What this task involves:
Locate each line below that includes "JSON" and reproduce it.

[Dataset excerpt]

▼

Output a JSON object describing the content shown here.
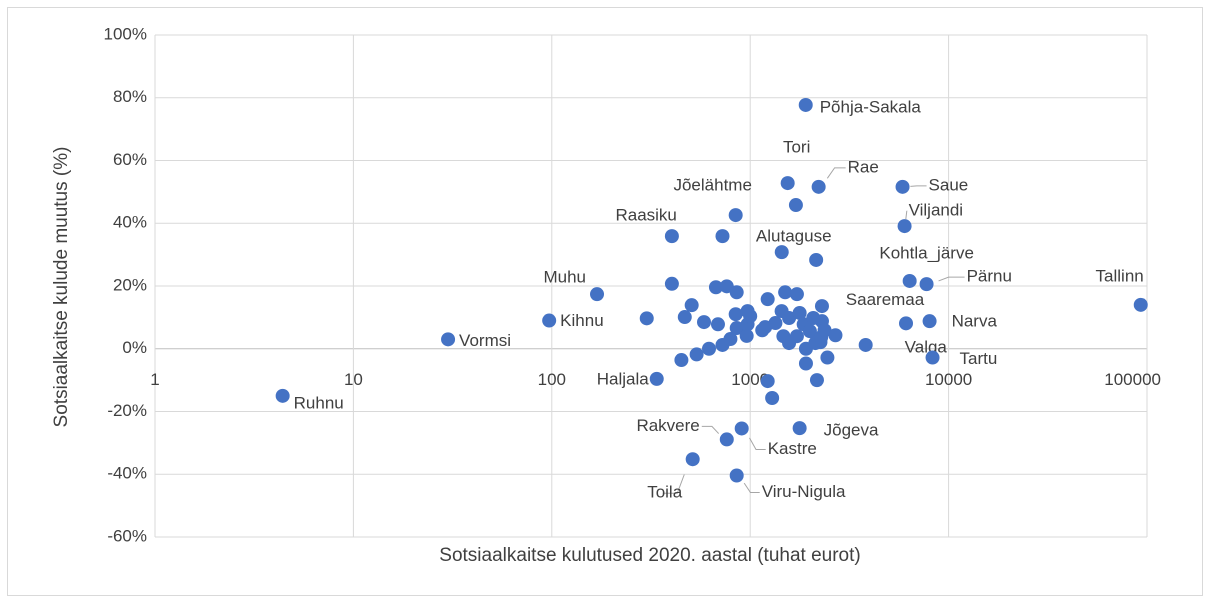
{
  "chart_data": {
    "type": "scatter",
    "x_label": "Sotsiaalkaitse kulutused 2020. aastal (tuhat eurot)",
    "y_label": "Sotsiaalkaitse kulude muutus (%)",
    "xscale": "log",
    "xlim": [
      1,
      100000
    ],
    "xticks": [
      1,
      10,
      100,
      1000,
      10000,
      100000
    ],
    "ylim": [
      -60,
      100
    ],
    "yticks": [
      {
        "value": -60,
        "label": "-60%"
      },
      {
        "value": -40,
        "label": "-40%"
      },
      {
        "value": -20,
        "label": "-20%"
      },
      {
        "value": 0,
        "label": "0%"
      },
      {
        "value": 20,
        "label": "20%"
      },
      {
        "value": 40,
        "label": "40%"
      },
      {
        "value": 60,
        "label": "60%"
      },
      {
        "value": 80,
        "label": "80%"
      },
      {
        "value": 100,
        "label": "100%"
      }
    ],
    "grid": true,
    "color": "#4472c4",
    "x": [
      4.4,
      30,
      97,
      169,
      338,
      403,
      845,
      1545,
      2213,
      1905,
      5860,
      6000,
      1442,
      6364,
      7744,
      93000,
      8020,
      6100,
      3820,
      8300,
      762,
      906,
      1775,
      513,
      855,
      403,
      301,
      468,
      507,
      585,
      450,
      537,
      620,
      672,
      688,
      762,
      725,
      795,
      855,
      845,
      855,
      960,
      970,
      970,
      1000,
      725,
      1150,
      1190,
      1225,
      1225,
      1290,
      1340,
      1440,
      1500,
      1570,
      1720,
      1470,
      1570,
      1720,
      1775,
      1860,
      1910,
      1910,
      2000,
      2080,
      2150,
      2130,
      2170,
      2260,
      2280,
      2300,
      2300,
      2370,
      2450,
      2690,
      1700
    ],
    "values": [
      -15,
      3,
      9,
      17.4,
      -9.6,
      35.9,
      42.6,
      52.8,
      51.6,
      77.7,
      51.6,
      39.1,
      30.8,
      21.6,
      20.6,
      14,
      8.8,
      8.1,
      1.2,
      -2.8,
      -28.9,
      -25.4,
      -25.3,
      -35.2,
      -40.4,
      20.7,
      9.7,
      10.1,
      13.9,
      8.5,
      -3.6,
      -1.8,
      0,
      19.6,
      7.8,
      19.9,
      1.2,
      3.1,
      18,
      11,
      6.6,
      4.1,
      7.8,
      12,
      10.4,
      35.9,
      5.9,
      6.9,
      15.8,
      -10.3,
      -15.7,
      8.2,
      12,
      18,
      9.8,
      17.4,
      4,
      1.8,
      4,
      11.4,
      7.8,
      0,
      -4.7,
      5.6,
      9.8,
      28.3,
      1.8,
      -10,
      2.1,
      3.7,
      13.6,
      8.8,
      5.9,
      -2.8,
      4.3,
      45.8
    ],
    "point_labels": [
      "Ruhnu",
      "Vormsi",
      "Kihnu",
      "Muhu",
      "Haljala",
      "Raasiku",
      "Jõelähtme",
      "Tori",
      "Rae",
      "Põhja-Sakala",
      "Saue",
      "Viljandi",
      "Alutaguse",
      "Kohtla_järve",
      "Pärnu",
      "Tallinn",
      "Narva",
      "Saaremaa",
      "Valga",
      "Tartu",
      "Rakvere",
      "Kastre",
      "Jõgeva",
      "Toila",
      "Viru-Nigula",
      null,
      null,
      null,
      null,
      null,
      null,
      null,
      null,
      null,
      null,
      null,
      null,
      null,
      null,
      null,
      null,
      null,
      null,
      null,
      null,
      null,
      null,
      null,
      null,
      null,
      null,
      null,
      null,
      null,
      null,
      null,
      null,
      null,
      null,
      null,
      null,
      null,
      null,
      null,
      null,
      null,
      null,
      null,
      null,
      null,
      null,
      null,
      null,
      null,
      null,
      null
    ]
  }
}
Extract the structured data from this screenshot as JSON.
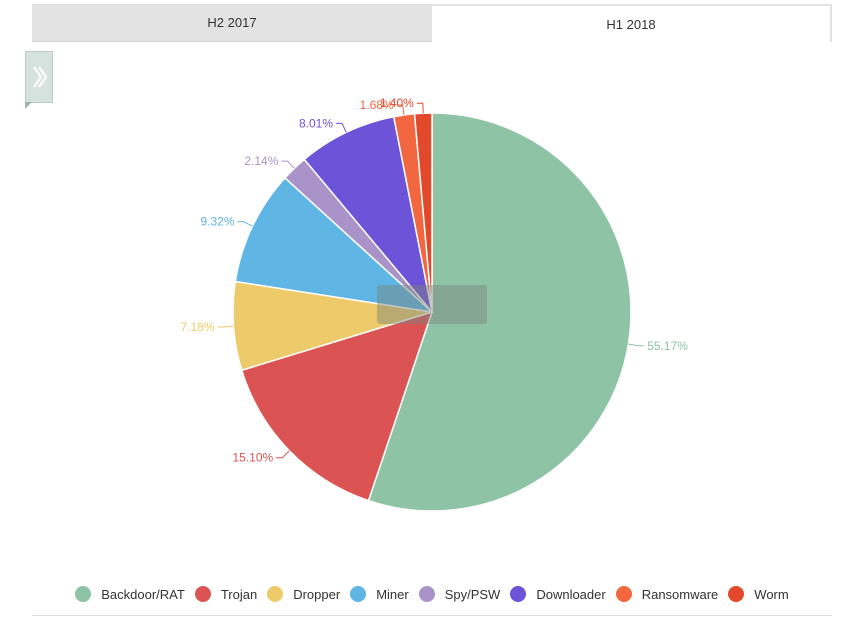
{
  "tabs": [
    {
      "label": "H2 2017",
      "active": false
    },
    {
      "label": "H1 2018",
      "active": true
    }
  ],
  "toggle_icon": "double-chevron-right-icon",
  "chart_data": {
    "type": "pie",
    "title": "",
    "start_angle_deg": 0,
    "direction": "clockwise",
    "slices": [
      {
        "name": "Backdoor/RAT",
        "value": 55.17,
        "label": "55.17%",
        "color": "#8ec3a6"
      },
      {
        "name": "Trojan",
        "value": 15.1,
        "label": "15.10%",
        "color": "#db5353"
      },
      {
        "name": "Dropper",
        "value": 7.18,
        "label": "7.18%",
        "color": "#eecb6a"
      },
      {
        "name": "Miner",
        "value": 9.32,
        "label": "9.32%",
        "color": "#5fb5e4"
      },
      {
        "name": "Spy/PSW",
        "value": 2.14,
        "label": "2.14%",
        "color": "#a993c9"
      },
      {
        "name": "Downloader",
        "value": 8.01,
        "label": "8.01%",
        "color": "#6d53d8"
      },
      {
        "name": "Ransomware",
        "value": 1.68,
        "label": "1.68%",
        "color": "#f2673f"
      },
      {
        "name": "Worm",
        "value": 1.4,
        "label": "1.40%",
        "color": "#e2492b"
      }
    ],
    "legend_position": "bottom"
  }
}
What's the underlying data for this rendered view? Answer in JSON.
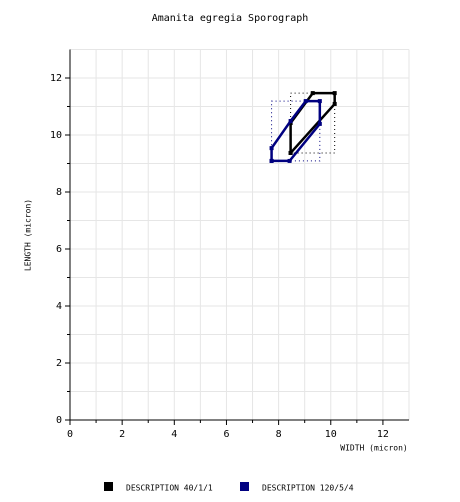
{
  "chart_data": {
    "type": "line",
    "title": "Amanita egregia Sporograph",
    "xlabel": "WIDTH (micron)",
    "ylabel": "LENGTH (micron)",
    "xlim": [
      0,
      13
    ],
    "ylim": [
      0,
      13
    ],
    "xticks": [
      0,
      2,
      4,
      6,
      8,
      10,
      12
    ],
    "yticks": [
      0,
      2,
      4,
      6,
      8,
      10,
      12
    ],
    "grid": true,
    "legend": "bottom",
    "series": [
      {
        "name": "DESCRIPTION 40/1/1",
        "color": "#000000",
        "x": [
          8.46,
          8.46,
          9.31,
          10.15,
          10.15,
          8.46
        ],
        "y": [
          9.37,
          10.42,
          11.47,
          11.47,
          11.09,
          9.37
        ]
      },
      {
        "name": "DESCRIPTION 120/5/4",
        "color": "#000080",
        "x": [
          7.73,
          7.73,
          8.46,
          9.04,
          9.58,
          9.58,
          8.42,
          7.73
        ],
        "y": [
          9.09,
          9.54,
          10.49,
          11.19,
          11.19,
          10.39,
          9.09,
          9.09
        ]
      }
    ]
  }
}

▲
▼

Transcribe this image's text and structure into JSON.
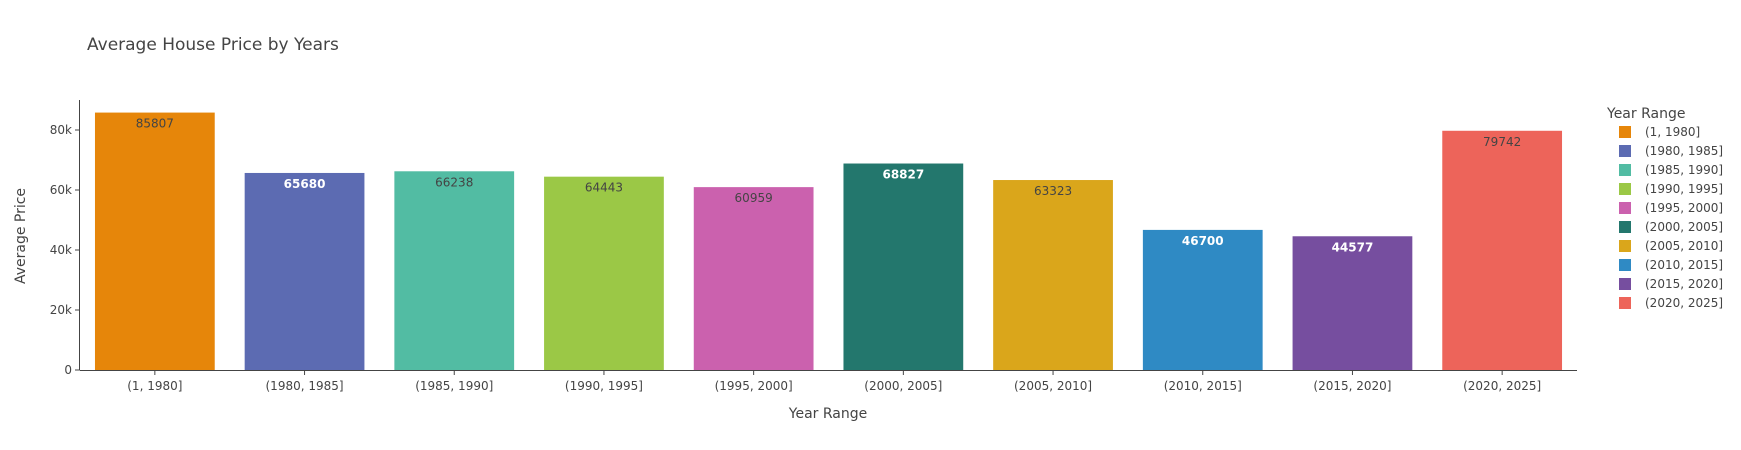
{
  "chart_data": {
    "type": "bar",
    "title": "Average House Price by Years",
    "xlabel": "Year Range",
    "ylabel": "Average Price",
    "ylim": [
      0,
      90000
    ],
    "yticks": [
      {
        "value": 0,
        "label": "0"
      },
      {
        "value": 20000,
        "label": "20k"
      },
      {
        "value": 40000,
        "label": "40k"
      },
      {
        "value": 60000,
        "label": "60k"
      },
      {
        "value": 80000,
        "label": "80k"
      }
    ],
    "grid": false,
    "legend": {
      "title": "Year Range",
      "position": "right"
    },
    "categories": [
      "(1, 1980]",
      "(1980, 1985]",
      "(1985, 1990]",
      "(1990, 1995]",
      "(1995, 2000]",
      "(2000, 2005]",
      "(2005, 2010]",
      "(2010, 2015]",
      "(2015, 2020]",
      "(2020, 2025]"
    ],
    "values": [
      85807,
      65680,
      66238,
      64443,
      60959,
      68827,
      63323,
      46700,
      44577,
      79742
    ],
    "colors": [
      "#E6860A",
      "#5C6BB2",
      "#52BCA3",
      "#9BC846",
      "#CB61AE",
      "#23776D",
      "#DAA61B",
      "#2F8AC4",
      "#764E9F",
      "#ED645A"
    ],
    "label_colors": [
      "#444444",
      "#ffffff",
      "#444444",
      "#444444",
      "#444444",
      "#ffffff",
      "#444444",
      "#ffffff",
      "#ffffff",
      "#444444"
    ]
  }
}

▲
▼

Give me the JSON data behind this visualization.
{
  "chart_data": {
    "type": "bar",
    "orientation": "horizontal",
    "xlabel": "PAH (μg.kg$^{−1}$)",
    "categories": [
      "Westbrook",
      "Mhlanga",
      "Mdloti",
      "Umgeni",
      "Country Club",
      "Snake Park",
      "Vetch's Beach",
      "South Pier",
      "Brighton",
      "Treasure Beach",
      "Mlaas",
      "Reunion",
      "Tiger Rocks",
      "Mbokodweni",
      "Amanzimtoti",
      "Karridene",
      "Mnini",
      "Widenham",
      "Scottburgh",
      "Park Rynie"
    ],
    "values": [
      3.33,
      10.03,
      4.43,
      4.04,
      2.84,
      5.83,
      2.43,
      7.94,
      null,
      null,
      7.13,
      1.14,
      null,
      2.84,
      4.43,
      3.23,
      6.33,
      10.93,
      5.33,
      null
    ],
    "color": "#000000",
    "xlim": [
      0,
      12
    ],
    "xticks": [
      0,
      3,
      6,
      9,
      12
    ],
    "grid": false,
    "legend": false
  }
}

▲

Exercise solution:
Output a JSON object describing the content shown here.
Extract the structured data from this screenshot as JSON.
What's the underlying data for this rendered view? Answer in JSON.
Transcribe this image's text and structure into JSON.
Give me the JSON data behind this visualization.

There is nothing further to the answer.